### Supplied text
Moving heavy weights is somewhat important in bodybuilding, but the way you LOOK is the name of the game here. The goal of the bodybuilder is to achieve a physique with symmetry, thickness, and vascularity.  You want to be big, lean, and proportionate, and doing so involves a careful mix of heavy training, intelligent eating, and proper supplementation.  The training you use will involve many of the same movements used by powerlifters, although you’ll be using a different repetition range.  While they often train with sets of 3 to 5 repetitions in order to achieve the greatest possible one-repetition maximum, as a bodybuilder, you are training to stimulate as many of the muscle fibers of the individual muscle groups as possible.  You will want to hit your muscle groups with both heavy compound movements (the squats, deadlifts, and bench presses) as well as isolation movements to etch detail into the muscle group (such as biceps curls, triceps pressdowns, and leg extensions).  Train in the 8 to 12 repetition range so that you are able to saturate each muscle group with as much blood as possible.  Your diet should provide you with energy to train (potatoes, beans, rice) and protein for recovery (lean beef, chicken, eggs, turkey, fish, whey protein).  However, you’ll want to remain fairly lean, unlike your powerlifting buddies.  Train for balance, eat for lean muscle, and use the mirror, not the scale, to measure your improvement and progress.

### About this exercise
Continue the passage above on bodybuilding training and diet, starting after its final sentence.

### Provided information
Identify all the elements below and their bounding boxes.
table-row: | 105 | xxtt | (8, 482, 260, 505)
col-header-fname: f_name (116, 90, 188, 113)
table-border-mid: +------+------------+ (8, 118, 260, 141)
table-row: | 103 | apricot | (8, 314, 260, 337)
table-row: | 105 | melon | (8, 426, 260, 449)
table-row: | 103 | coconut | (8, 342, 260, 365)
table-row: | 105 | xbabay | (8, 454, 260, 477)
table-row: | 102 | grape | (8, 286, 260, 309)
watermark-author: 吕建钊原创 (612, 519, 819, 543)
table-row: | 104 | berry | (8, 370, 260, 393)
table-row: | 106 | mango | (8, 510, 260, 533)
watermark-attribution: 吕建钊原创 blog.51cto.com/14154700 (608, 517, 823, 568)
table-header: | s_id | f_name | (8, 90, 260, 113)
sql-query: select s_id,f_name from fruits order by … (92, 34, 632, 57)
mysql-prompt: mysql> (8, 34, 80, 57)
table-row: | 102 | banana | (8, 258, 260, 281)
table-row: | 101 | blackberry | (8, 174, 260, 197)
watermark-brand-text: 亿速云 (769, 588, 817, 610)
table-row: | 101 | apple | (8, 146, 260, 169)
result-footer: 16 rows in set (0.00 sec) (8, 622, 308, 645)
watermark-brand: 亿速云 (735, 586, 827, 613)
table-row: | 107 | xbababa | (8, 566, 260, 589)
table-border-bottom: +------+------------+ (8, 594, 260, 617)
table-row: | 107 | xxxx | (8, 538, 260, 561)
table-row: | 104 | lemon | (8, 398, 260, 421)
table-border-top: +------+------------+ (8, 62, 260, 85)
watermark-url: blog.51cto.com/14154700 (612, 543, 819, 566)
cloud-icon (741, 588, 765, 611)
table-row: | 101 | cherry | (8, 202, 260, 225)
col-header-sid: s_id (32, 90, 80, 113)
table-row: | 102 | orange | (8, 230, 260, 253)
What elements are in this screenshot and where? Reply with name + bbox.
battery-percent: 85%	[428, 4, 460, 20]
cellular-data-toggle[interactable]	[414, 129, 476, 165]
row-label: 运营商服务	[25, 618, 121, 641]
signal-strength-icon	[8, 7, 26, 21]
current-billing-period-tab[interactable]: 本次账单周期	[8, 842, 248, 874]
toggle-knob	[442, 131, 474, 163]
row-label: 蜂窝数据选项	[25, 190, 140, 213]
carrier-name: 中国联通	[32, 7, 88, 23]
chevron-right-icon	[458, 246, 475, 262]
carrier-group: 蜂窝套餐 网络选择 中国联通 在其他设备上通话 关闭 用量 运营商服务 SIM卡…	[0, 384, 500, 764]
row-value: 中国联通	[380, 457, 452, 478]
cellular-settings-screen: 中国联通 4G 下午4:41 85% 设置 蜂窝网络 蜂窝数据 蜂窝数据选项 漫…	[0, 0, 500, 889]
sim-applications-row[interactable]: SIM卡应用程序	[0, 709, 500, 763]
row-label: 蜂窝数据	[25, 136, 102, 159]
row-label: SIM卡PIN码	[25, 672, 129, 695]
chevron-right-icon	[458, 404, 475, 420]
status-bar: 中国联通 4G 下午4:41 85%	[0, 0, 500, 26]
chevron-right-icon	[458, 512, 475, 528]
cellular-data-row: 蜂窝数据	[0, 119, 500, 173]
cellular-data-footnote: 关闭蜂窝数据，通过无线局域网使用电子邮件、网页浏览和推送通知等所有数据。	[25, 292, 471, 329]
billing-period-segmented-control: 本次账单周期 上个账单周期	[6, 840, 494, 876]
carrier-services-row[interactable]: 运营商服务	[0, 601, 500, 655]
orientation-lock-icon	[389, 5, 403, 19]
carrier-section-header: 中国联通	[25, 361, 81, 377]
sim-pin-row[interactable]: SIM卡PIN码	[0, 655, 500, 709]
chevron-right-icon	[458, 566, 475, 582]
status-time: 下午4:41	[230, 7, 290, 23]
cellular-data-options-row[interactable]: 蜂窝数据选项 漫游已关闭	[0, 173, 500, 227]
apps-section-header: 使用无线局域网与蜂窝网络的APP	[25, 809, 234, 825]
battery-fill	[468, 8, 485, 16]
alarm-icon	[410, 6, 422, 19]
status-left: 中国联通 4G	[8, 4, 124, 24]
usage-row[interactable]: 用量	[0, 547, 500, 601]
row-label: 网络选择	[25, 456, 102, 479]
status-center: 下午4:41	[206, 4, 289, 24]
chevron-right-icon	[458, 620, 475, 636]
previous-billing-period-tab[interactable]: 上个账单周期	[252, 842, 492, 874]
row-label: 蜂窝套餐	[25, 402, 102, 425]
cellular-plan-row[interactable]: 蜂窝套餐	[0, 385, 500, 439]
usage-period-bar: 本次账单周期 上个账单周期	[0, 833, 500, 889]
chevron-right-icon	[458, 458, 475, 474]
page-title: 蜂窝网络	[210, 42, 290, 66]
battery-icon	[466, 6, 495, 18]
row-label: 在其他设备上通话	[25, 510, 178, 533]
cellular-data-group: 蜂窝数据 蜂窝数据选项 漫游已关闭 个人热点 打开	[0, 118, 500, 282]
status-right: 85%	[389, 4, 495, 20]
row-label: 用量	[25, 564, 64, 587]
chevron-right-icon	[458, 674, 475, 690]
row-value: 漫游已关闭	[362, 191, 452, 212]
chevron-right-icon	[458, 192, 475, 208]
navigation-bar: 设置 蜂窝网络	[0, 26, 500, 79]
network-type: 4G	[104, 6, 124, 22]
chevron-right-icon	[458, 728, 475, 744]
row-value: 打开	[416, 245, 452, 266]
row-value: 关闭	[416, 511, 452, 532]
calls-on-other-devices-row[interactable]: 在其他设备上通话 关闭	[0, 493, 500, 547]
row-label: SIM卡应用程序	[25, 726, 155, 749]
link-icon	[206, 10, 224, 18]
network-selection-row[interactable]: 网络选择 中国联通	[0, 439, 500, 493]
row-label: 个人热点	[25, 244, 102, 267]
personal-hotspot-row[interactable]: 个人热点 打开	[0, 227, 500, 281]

### Output for this exercise
Fitness

Training for the beauty realm can force the athlete to walk a very tricky tightrope.  Adding too much muscle to your frame can actually cause you to be penalized by the judges.  The mirror is your best friend in this process, like the bodybuilder, but your goal often involves more lean athleticism from cardiovascular training and light toning training, than you’d see from a heavy metal weight lifting programs.  You’ll use some of the same movements, but you will be training in the 10 to 18 repetition range to avoid adding too much bulk to your frame.  Diet will involve lean foods, in lower amounts, than would be consumed by your bodybuilder friends.  Eat lean chicken, egg whites, rice, and plenty of fruits and vegetables.  Train for symmetry, balance and appearance, while maintaining a strong base of fitness and strength.

Athletic

This area involves sport-specific training and nutrition, which includes plenty of weight lifting and wise eating, among other factors. You’ll train with many of the same exercises for strength and power (such as bench press, deadlifts, and squats) but you’ll also include drilling, scrimmage and sparring from the actual sport in which you want to excel.  A football player’s off-season training and nutrition look a great deal like that of a powerlifter.  A basketball player’s offseason training program often mirrors that of a fitness athlete.  Yet they both known how to turn off the training for overall body performance and strength, and turn on the skill and expertise needed for their specific sport.  Nutrition is perhaps more important than ever when it comes to sports-specific training, as is recovery.  Take care of your body in order to maximize the sports window your body will allow you!

Integrated

Often, trainers in the gym will want to integrate some tenets from each of these disciplines into a unique training protocol, designed just for them.  Build a training program around bench press, deadlifts, and squats, because every lifter needs those.  Run to build endurance, and also because you love to spend time in your neighborhood.  Keep the diet lean, but toss in some junk food you enjoy from time to time.  Add in some basketball drilling because you just like mixing it up on the playground from time to time.  Training and eating in this manner never gets boring because you are chasing several goals at once, and always furthering your goal of physical improvement at the same time.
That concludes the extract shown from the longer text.